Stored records
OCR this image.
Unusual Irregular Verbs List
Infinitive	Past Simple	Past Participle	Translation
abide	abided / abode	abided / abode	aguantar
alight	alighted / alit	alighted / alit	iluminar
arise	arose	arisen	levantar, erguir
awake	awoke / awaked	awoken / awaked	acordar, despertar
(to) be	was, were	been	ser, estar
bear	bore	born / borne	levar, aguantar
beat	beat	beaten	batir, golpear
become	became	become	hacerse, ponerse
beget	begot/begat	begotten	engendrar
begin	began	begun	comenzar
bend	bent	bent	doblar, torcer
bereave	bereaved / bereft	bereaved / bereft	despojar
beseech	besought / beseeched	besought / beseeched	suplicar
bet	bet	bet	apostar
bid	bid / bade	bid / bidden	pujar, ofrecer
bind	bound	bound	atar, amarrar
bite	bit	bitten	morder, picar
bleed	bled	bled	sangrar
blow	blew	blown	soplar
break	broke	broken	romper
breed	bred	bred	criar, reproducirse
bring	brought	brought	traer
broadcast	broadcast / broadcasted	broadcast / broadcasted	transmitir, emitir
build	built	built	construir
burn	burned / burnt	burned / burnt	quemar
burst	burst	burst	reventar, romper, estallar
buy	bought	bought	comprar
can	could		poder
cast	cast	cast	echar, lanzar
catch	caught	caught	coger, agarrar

■ What the exercise asks
Please repeat the material above, word for word and in full.

■ Written response
OCR this image.
Unusual Irregular Verbs List
Infinitive	Past Simple	Past Participle	Translation
abide	abided / abode	abided / abode	aguantar
alight	alighted / alit	alighted / alit	iluminar
arise	arose	arisen	levantar, erguir
awake	awoke / awaked	awoken / awaked	acordar, despertar
(to) be	was, were	been	ser, estar
bear	bore	born / borne	levar, aguantar
beat	beat	beaten	batir, golpear
become	became	become	hacerse, ponerse
beget	begot/begat	begotten	engendrar
begin	began	begun	comenzar
bend	bent	bent	doblar, torcer
bereave	bereaved / bereft	bereaved / bereft	despojar
beseech	besought / beseeched	besought / beseeched	suplicar
bet	bet	bet	apostar
bid	bid / bade	bid / bidden	pujar, ofrecer
bind	bound	bound	atar, amarrar
bite	bit	bitten	morder, picar
bleed	bled	bled	sangrar
blow	blew	blown	soplar
break	broke	broken	romper
breed	bred	bred	criar, reproducirse
bring	brought	brought	traer
broadcast	broadcast / broadcasted	broadcast / broadcasted	transmitir, emitir
build	built	built	construir
burn	burned / burnt	burned / burnt	quemar
burst	burst	burst	reventar, romper, estallar
buy	bought	bought	comprar
can	could		poder
cast	cast	cast	echar, lanzar
catch	caught	caught	coger, agarrar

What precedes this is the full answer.